**Short exercise 1:**
Can you switch "interactable" to "clickable" in the rows, everything from the line containing "463, 828, 485]" down to the line containing "281, 275, 297]", and change nothing else?

**Source text:**
---

Comparing the Silverlight community to the Flash community, the Silverlight
community is much more concerned about architecture (MVVM, Dependency
Injection, IOC, etc), while the Flash community seems to have much more of a
focus on 'how to accomplish a visual effect. It's not quite that clear cut,
but these are the general trends.

The other significant item is the cost to change development operating
systems- Microsoft platforms have been stagnant for too long, HTML is fairly
agnostic as a development platform so iOS has been pulling many people there.
(Not to mention that a fair number of newer web technologies treat Windows as
a second-tier platform).

Some of the larger costs for supporting development on multiple OSes, for a
small company:

\- Basic systems maintenance (OS licenses, user logins across machines,
support, parallels?)

\- Consistent development environment- sharing source control between systems,
porting build/test scripts, etc

\- Related tools- if you're doing a lot of UI work, may also need Photoshop or
Illustrator on your new OS.

---

**Data for the task:**
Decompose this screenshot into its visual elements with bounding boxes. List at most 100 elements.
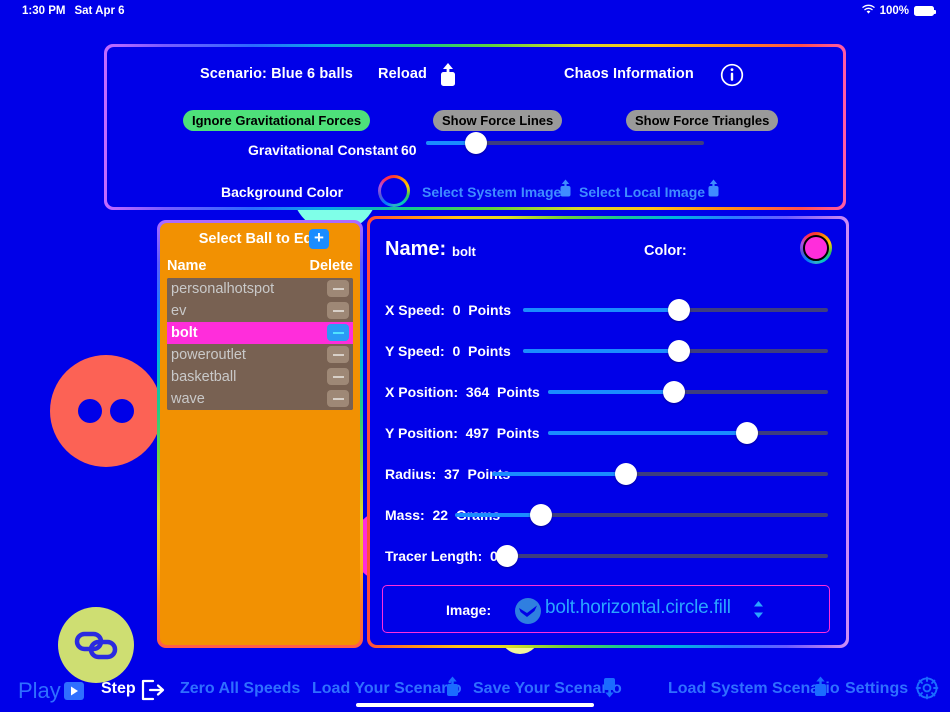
radius-slider[interactable]	[492, 463, 828, 485]
add-ball-button[interactable]: +	[309, 229, 329, 249]
list-item[interactable]: wave	[167, 388, 353, 410]
slider-track	[498, 554, 828, 558]
image-picker[interactable]: Image: bolt.horizontal.circle.fill	[382, 585, 830, 633]
load-your-scenario-button[interactable]: Load Your Scenario	[312, 680, 462, 698]
save-your-scenario-button[interactable]: Save Your Scenario	[473, 680, 622, 698]
play-button[interactable]: Play	[18, 678, 61, 704]
step-arrow-icon[interactable]	[140, 679, 165, 706]
image-value[interactable]: bolt.horizontal.circle.fill	[545, 597, 731, 619]
mass-slider[interactable]	[455, 504, 828, 526]
ball-name: poweroutlet	[171, 347, 246, 363]
delete-ball-button[interactable]	[327, 346, 349, 363]
status-date: Sat Apr 6	[74, 5, 125, 17]
tracer-length-slider[interactable]	[496, 545, 828, 567]
ball-name: personalhotspot	[171, 281, 275, 297]
toggle-show-force-lines[interactable]: Show Force Lines	[433, 110, 563, 131]
background-color-swatch[interactable]	[378, 175, 410, 207]
gear-icon[interactable]	[915, 676, 939, 705]
ball-editor-panel: Name: bolt Color: X Speed: 0 Points Y Sp…	[367, 216, 849, 648]
select-system-image-button[interactable]: Select System Image	[422, 184, 561, 200]
slider-knob[interactable]	[735, 422, 758, 444]
top-control-panel-inner: Scenario: Blue 6 balls Reload Chaos Info…	[107, 47, 843, 207]
chevron-up-down-icon[interactable]	[752, 599, 765, 625]
delete-ball-button[interactable]	[327, 368, 349, 385]
property-label: X Speed: 0 Points	[385, 302, 512, 318]
reload-button[interactable]: Reload	[378, 66, 427, 82]
property-label: Tracer Length: 0	[385, 548, 498, 564]
scenario-label: Scenario: Blue 6 balls	[200, 66, 353, 82]
slider-knob[interactable]	[667, 299, 690, 321]
ball-name: ev	[171, 303, 187, 319]
background-color-fill	[381, 178, 407, 204]
color-label: Color:	[644, 243, 687, 259]
y-position-slider[interactable]	[548, 422, 828, 444]
list-item[interactable]: basketball	[167, 366, 353, 388]
select-local-image-share-up-icon[interactable]	[706, 179, 721, 203]
background-color-label: Background Color	[221, 184, 344, 200]
gravitational-constant-slider[interactable]	[426, 132, 704, 154]
property-label: Y Speed: 0 Points	[385, 343, 511, 359]
battery-icon	[914, 6, 936, 16]
zero-all-speeds-button[interactable]: Zero All Speeds	[180, 680, 300, 698]
status-bar-left: 1:30 PM Sat Apr 6	[22, 5, 125, 17]
list-item[interactable]: ev	[167, 300, 353, 322]
chaos-information-button[interactable]: Chaos Information	[564, 66, 694, 82]
delete-ball-button[interactable]	[327, 390, 349, 407]
delete-ball-button[interactable]	[327, 302, 349, 319]
ball-color-fill	[803, 235, 829, 261]
load-system-scenario-share-up-icon[interactable]	[812, 676, 829, 703]
delete-ball-button[interactable]	[327, 280, 349, 297]
ball-list-panel-inner: Select Ball to Edit + Name Delete person…	[160, 223, 360, 645]
app-root: 1:30 PM Sat Apr 6 100% Scenario: Blue 6 …	[0, 0, 950, 712]
settings-button[interactable]: Settings	[845, 680, 908, 698]
slider-fill	[523, 349, 679, 353]
list-item-selected[interactable]: bolt	[167, 322, 353, 344]
info-circle-icon[interactable]	[720, 63, 744, 92]
slider-knob[interactable]	[465, 132, 488, 154]
ball-list[interactable]: personalhotspot ev bolt poweroutlet bask…	[167, 278, 353, 410]
select-local-image-button[interactable]: Select Local Image	[579, 184, 705, 200]
bolt-horizontal-circle-fill-icon	[515, 598, 541, 629]
ball-list-panel: Select Ball to Edit + Name Delete person…	[157, 220, 363, 648]
status-time: 1:30 PM	[22, 5, 66, 17]
toggle-show-force-triangles[interactable]: Show Force Triangles	[626, 110, 779, 131]
scenario-row: Scenario: Blue 6 balls Reload Chaos Info…	[104, 62, 846, 90]
select-system-image-share-up-icon[interactable]	[558, 179, 573, 203]
slider-fill	[548, 431, 747, 435]
property-row-x-speed: X Speed: 0 Points	[370, 299, 846, 321]
x-speed-slider[interactable]	[523, 299, 828, 321]
ball-name: basketball	[171, 369, 237, 385]
ball-name: wave	[171, 391, 205, 407]
x-position-slider[interactable]	[548, 381, 828, 403]
list-item[interactable]: poweroutlet	[167, 344, 353, 366]
slider-fill	[523, 308, 679, 312]
y-speed-slider[interactable]	[523, 340, 828, 362]
slider-fill	[548, 390, 674, 394]
slider-knob[interactable]	[615, 463, 638, 485]
delete-ball-button[interactable]	[327, 324, 349, 341]
share-up-icon[interactable]	[437, 62, 459, 93]
wifi-icon	[861, 4, 875, 18]
ball-color-swatch[interactable]	[800, 232, 832, 264]
gravitational-constant-label: Gravitational Constant	[248, 142, 399, 158]
ball-list-header: Name Delete	[160, 258, 360, 276]
slider-fill	[455, 513, 541, 517]
load-your-scenario-share-up-icon[interactable]	[444, 676, 461, 703]
property-row-x-position: X Position: 364 Points	[370, 381, 846, 403]
save-your-scenario-share-down-icon[interactable]	[601, 676, 618, 703]
step-button[interactable]: Step	[101, 680, 136, 698]
toggle-ignore-gravitational-forces[interactable]: Ignore Gravitational Forces	[183, 110, 371, 131]
slider-knob[interactable]	[529, 504, 552, 526]
slider-knob[interactable]	[667, 340, 690, 362]
slider-knob[interactable]	[663, 381, 685, 403]
name-label: Name:	[385, 238, 447, 260]
name-field[interactable]: bolt	[452, 244, 476, 259]
property-label: X Position: 364 Points	[385, 384, 540, 400]
home-indicator	[356, 703, 594, 707]
gravitational-constant-value: 60	[401, 142, 417, 158]
slider-knob[interactable]	[496, 545, 518, 567]
property-row-mass: Mass: 22 Grams	[370, 504, 846, 526]
list-item[interactable]: personalhotspot	[167, 278, 353, 300]
play-rectangle-icon[interactable]	[63, 681, 85, 706]
top-control-panel: Scenario: Blue 6 balls Reload Chaos Info…	[104, 44, 846, 210]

---

**Short exercise 2:**
Which architecture topics does the passage comparing the Silverlight and Flash communities list in parentheses?

**Full solution 1:**
radius-slider[clickable]	[492, 463, 828, 485]
add-ball-button[clickable]: +	[309, 229, 329, 249]
list-item[clickable]: wave	[167, 388, 353, 410]
slider-track	[498, 554, 828, 558]
image-picker[clickable]: Image: bolt.horizontal.circle.fill	[382, 585, 830, 633]
load-your-scenario-button[clickable]: Load Your Scenario	[312, 680, 462, 698]
save-your-scenario-button[clickable]: Save Your Scenario	[473, 680, 622, 698]
play-button[clickable]: Play	[18, 678, 61, 704]
step-arrow-icon[clickable]	[140, 679, 165, 706]
image-value[clickable]: bolt.horizontal.circle.fill	[545, 597, 731, 619]
mass-slider[clickable]	[455, 504, 828, 526]
ball-name: poweroutlet	[171, 347, 246, 363]
delete-ball-button[clickable]	[327, 346, 349, 363]
status-date: Sat Apr 6	[74, 5, 125, 17]
tracer-length-slider[clickable]	[496, 545, 828, 567]
ball-name: personalhotspot	[171, 281, 275, 297]

**Full solution 2:**
MVVM, Dependency Injection, IOC